● Exercise directions
Report every line of the listing below in which the string "microglia" appears.

● Records for the exercise

-.-.-

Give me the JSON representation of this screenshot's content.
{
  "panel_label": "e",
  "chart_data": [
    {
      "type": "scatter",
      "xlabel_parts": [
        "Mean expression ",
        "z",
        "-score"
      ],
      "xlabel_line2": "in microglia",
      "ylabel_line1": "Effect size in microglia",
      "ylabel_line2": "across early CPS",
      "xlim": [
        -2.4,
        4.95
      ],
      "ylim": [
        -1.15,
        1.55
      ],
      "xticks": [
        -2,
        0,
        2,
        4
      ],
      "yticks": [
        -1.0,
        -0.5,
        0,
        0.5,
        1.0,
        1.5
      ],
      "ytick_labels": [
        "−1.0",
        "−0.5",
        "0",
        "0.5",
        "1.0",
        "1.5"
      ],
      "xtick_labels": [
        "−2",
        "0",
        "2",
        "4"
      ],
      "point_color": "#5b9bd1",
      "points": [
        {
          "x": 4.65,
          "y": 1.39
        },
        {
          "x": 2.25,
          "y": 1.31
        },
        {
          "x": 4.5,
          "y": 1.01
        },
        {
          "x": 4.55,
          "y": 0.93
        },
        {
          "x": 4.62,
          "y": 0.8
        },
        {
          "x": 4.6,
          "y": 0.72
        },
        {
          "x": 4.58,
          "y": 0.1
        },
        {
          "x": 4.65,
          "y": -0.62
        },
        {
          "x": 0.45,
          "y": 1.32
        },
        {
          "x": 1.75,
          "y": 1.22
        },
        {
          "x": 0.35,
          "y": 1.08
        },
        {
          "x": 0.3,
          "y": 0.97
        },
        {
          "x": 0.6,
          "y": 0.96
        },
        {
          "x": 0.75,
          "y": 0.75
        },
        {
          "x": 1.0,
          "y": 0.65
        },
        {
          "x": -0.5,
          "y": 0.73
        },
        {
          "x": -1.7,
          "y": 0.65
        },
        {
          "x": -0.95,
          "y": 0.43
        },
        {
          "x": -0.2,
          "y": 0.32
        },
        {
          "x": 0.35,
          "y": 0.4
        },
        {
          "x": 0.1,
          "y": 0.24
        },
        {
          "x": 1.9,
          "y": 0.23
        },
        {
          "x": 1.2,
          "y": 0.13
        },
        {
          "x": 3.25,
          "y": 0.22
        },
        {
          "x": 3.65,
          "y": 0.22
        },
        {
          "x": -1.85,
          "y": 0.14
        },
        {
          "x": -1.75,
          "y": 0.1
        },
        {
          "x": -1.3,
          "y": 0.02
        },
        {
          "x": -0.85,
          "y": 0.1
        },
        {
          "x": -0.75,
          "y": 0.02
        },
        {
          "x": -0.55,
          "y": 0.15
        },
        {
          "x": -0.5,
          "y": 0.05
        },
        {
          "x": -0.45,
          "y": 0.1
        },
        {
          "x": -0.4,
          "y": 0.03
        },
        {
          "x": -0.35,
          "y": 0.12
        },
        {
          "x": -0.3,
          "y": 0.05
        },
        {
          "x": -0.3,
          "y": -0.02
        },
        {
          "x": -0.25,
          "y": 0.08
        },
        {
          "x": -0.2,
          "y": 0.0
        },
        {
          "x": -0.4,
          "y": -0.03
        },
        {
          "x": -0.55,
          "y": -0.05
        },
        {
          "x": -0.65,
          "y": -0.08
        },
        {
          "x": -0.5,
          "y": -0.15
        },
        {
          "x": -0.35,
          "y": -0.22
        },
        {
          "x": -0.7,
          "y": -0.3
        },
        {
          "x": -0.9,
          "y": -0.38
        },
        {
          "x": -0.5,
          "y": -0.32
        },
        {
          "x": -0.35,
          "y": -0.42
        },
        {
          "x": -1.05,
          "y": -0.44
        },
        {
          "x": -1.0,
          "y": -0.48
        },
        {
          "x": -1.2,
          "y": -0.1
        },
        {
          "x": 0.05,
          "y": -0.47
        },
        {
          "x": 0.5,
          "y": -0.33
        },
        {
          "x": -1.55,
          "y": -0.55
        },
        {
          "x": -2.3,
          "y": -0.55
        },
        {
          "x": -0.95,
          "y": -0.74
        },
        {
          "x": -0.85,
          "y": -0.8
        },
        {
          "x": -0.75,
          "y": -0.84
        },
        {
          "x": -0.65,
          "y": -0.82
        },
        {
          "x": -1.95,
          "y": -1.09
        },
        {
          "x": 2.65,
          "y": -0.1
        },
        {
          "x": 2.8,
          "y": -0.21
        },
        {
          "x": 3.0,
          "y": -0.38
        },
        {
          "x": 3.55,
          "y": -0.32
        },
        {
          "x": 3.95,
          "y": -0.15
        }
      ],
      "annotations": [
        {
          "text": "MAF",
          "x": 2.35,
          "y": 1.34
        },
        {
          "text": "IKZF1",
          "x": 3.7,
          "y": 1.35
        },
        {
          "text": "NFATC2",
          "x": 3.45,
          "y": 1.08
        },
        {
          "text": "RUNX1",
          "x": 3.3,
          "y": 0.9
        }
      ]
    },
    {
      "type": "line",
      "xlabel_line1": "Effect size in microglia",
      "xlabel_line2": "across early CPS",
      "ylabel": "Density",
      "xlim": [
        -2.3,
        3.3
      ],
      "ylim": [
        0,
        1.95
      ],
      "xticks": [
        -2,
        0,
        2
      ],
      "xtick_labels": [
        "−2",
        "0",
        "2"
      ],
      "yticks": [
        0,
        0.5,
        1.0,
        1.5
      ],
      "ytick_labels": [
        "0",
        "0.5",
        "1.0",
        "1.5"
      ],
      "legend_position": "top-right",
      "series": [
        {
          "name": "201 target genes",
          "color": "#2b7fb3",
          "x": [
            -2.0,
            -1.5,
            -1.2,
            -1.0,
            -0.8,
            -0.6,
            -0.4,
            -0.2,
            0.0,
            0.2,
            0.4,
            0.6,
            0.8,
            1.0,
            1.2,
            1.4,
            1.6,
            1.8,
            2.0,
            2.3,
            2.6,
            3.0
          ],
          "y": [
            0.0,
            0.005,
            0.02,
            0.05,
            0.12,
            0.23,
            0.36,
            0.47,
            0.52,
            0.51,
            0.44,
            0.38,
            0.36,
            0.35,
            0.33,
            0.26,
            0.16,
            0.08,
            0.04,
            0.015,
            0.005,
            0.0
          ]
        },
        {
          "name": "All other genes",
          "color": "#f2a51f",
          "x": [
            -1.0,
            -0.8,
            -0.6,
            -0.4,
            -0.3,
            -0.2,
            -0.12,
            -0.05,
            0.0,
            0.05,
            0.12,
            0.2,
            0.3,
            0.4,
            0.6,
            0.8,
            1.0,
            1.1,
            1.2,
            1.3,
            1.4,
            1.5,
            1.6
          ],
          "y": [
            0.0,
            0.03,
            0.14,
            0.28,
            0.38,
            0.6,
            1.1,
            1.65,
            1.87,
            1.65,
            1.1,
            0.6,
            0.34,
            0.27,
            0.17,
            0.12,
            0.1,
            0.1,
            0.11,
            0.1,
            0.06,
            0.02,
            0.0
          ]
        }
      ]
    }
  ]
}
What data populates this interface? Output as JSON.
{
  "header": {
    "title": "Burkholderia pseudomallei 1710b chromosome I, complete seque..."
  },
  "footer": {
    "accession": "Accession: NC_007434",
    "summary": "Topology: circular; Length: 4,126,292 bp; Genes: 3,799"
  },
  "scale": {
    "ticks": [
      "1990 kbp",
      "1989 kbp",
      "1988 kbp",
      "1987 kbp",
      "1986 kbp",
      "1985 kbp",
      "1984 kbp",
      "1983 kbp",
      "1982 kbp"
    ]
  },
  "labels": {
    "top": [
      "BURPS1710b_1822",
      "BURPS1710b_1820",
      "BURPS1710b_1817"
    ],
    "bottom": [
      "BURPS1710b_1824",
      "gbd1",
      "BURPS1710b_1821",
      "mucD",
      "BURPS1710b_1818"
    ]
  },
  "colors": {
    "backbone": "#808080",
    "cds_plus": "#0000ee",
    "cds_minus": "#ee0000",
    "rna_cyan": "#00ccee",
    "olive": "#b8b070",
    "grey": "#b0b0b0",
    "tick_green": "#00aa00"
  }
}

-.-.-

● Answer to this task
      "xlabel_line2": "in microglia",
      "ylabel_line1": "Effect size in microglia",
      "xlabel_line1": "Effect size in microglia",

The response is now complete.